--- begin DATA SHOWN ---

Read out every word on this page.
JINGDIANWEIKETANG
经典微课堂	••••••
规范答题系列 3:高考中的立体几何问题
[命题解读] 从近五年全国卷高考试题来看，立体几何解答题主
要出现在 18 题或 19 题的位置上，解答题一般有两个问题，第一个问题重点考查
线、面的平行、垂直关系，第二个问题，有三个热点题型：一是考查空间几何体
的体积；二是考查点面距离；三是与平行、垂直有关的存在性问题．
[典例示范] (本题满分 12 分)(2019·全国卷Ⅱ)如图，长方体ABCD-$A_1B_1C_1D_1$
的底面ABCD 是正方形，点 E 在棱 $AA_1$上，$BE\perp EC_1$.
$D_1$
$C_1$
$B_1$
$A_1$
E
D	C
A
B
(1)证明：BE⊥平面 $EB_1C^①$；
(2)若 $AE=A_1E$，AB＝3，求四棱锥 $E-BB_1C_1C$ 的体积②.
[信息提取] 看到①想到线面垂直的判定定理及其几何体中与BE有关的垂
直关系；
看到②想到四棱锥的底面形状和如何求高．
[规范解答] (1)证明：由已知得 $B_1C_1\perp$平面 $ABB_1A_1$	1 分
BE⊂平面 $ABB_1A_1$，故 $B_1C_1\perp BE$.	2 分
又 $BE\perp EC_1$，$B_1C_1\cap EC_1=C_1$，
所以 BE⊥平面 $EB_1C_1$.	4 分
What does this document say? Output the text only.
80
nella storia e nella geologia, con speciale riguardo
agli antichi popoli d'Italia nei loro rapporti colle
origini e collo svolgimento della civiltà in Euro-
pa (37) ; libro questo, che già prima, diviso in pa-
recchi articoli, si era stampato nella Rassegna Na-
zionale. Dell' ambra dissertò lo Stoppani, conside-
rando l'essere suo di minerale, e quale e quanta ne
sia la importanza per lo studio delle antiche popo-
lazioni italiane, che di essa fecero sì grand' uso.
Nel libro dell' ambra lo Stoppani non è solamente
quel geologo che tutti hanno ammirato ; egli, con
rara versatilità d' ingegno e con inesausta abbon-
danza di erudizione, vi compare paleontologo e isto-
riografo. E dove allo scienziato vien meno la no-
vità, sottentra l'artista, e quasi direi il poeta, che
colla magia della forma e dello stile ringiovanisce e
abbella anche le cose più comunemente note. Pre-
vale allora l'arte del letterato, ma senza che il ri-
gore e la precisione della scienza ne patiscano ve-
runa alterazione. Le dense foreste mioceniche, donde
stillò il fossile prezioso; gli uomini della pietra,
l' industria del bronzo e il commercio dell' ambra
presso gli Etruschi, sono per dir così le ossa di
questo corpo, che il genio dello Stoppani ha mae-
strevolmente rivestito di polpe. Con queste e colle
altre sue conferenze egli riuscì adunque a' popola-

--- end DATA SHOWN ---

Copy out the material above in its entirety. Every detail must match.

-- RESPONSE FOR THIS EXERCISE --
Read out every word on this page.
JINGDIANWEIKETANG
经典微课堂	••••••
规范答题系列 3:高考中的立体几何问题
[命题解读] 从近五年全国卷高考试题来看，立体几何解答题主
要出现在 18 题或 19 题的位置上，解答题一般有两个问题，第一个问题重点考查
线、面的平行、垂直关系，第二个问题，有三个热点题型：一是考查空间几何体
的体积；二是考查点面距离；三是与平行、垂直有关的存在性问题．
[典例示范] (本题满分 12 分)(2019·全国卷Ⅱ)如图，长方体ABCD-$A_1B_1C_1D_1$
的底面ABCD 是正方形，点 E 在棱 $AA_1$上，$BE\perp EC_1$.
$D_1$
$C_1$
$B_1$
$A_1$
E
D	C
A
B
(1)证明：BE⊥平面 $EB_1C^①$；
(2)若 $AE=A_1E$，AB＝3，求四棱锥 $E-BB_1C_1C$ 的体积②.
[信息提取] 看到①想到线面垂直的判定定理及其几何体中与BE有关的垂
直关系；
看到②想到四棱锥的底面形状和如何求高．
[规范解答] (1)证明：由已知得 $B_1C_1\perp$平面 $ABB_1A_1$	1 分
BE⊂平面 $ABB_1A_1$，故 $B_1C_1\perp BE$.	2 分
又 $BE\perp EC_1$，$B_1C_1\cap EC_1=C_1$，
所以 BE⊥平面 $EB_1C_1$.	4 分
What does this document say? Output the text only.
80
nella storia e nella geologia, con speciale riguardo
agli antichi popoli d'Italia nei loro rapporti colle
origini e collo svolgimento della civiltà in Euro-
pa (37) ; libro questo, che già prima, diviso in pa-
recchi articoli, si era stampato nella Rassegna Na-
zionale. Dell' ambra dissertò lo Stoppani, conside-
rando l'essere suo di minerale, e quale e quanta ne
sia la importanza per lo studio delle antiche popo-
lazioni italiane, che di essa fecero sì grand' uso.
Nel libro dell' ambra lo Stoppani non è solamente
quel geologo che tutti hanno ammirato ; egli, con
rara versatilità d' ingegno e con inesausta abbon-
danza di erudizione, vi compare paleontologo e isto-
riografo. E dove allo scienziato vien meno la no-
vità, sottentra l'artista, e quasi direi il poeta, che
colla magia della forma e dello stile ringiovanisce e
abbella anche le cose più comunemente note. Pre-
vale allora l'arte del letterato, ma senza che il ri-
gore e la precisione della scienza ne patiscano ve-
runa alterazione. Le dense foreste mioceniche, donde
stillò il fossile prezioso; gli uomini della pietra,
l' industria del bronzo e il commercio dell' ambra
presso gli Etruschi, sono per dir così le ossa di
questo corpo, che il genio dello Stoppani ha mae-
strevolmente rivestito di polpe. Con queste e colle
altre sue conferenze egli riuscì adunque a' popola-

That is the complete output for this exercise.